<<<<
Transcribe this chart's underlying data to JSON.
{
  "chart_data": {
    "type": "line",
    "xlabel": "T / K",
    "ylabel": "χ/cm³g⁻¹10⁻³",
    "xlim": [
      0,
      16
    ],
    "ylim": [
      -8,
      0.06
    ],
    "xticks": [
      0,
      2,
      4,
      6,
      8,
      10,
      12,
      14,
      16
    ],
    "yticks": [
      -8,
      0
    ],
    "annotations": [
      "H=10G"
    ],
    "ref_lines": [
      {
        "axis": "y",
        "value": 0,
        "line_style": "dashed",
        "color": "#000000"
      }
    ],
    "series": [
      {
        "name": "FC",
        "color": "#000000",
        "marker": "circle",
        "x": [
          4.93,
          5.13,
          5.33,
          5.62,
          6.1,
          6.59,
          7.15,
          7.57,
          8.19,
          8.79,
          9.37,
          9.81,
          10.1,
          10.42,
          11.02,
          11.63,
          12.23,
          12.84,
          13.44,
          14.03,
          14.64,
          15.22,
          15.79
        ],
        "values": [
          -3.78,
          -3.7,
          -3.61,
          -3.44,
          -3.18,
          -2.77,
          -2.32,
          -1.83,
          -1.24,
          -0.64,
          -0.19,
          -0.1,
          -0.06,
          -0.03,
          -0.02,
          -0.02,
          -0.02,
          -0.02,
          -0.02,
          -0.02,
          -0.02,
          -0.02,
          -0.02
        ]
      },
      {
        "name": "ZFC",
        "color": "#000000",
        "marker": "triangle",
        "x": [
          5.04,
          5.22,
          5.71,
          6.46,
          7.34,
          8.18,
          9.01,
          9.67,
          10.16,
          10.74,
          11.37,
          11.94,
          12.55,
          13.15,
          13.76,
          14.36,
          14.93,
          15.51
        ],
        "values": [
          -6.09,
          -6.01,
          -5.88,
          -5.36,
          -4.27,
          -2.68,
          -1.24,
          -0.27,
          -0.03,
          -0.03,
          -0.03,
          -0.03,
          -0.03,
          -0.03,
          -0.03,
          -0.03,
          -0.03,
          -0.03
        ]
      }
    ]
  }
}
>>>>
# THE TASK
Your task is to output the full set of records exactly as presented.

# FINISHED TASK
Transcribe this chart's underlying data to JSON.
{
  "chart_data": {
    "type": "line",
    "xlabel": "T / K",
    "ylabel": "χ/cm³g⁻¹10⁻³",
    "xlim": [
      0,
      16
    ],
    "ylim": [
      -8,
      0.06
    ],
    "xticks": [
      0,
      2,
      4,
      6,
      8,
      10,
      12,
      14,
      16
    ],
    "yticks": [
      -8,
      0
    ],
    "annotations": [
      "H=10G"
    ],
    "ref_lines": [
      {
        "axis": "y",
        "value": 0,
        "line_style": "dashed",
        "color": "#000000"
      }
    ],
    "series": [
      {
        "name": "FC",
        "color": "#000000",
        "marker": "circle",
        "x": [
          4.93,
          5.13,
          5.33,
          5.62,
          6.1,
          6.59,
          7.15,
          7.57,
          8.19,
          8.79,
          9.37,
          9.81,
          10.1,
          10.42,
          11.02,
          11.63,
          12.23,
          12.84,
          13.44,
          14.03,
          14.64,
          15.22,
          15.79
        ],
        "values": [
          -3.78,
          -3.7,
          -3.61,
          -3.44,
          -3.18,
          -2.77,
          -2.32,
          -1.83,
          -1.24,
          -0.64,
          -0.19,
          -0.1,
          -0.06,
          -0.03,
          -0.02,
          -0.02,
          -0.02,
          -0.02,
          -0.02,
          -0.02,
          -0.02,
          -0.02,
          -0.02
        ]
      },
      {
        "name": "ZFC",
        "color": "#000000",
        "marker": "triangle",
        "x": [
          5.04,
          5.22,
          5.71,
          6.46,
          7.34,
          8.18,
          9.01,
          9.67,
          10.16,
          10.74,
          11.37,
          11.94,
          12.55,
          13.15,
          13.76,
          14.36,
          14.93,
          15.51
        ],
        "values": [
          -6.09,
          -6.01,
          -5.88,
          -5.36,
          -4.27,
          -2.68,
          -1.24,
          -0.27,
          -0.03,
          -0.03,
          -0.03,
          -0.03,
          -0.03,
          -0.03,
          -0.03,
          -0.03,
          -0.03,
          -0.03
        ]
      }
    ]
  }
}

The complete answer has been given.